■ **Material for this exercise**

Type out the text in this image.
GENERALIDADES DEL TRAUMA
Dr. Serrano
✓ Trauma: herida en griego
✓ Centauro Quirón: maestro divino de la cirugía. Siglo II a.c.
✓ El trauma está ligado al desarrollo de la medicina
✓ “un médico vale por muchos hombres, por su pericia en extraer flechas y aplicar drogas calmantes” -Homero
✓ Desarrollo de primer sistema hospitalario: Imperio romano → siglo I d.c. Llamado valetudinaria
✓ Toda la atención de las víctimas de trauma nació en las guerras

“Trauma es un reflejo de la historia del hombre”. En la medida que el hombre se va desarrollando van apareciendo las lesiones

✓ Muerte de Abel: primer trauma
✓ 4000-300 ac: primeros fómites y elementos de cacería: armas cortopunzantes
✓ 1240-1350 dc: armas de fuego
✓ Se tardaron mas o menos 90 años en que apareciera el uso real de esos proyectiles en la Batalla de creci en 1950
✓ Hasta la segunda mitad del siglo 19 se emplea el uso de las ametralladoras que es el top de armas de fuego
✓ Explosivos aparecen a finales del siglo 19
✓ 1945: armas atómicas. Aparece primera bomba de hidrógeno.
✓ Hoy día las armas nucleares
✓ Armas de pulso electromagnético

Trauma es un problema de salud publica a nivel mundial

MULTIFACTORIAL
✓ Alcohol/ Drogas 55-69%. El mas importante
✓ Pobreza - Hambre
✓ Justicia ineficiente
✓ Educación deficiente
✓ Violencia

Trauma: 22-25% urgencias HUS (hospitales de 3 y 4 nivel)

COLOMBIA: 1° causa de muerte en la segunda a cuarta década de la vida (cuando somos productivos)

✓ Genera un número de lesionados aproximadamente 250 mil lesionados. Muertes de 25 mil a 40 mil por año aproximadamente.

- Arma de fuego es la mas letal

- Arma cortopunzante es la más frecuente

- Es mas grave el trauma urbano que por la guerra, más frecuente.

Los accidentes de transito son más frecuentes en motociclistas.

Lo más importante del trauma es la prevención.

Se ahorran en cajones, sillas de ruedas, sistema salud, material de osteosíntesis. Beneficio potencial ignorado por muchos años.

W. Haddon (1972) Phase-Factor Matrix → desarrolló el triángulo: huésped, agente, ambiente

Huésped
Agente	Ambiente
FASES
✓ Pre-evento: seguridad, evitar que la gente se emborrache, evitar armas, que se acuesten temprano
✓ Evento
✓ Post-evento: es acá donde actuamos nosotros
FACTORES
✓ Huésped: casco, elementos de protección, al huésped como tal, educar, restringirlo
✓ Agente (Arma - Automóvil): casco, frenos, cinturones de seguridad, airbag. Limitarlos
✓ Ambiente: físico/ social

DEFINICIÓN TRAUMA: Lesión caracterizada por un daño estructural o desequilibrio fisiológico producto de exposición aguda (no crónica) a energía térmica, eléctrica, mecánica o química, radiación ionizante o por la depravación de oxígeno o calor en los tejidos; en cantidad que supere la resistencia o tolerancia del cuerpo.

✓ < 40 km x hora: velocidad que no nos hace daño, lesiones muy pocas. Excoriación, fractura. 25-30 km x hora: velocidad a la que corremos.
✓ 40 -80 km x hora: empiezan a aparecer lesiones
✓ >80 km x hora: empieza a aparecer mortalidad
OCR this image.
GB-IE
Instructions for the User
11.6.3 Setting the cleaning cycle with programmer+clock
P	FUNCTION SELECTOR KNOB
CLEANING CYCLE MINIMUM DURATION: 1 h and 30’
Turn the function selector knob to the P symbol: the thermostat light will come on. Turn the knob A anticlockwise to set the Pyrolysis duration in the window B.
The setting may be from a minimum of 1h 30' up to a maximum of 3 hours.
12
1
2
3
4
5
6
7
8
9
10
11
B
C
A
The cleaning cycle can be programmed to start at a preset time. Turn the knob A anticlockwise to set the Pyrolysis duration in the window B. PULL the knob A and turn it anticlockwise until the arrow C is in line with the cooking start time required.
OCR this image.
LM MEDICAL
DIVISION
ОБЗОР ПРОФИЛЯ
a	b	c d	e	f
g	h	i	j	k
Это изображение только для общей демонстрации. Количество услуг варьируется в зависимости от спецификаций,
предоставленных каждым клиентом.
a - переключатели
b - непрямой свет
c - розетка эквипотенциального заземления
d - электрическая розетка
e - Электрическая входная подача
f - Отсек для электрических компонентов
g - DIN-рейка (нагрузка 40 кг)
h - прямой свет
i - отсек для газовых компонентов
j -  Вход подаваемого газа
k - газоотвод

■ **Request**
Look through the records and count each line that holds "años". Write only the total.

■ **Written answer**
2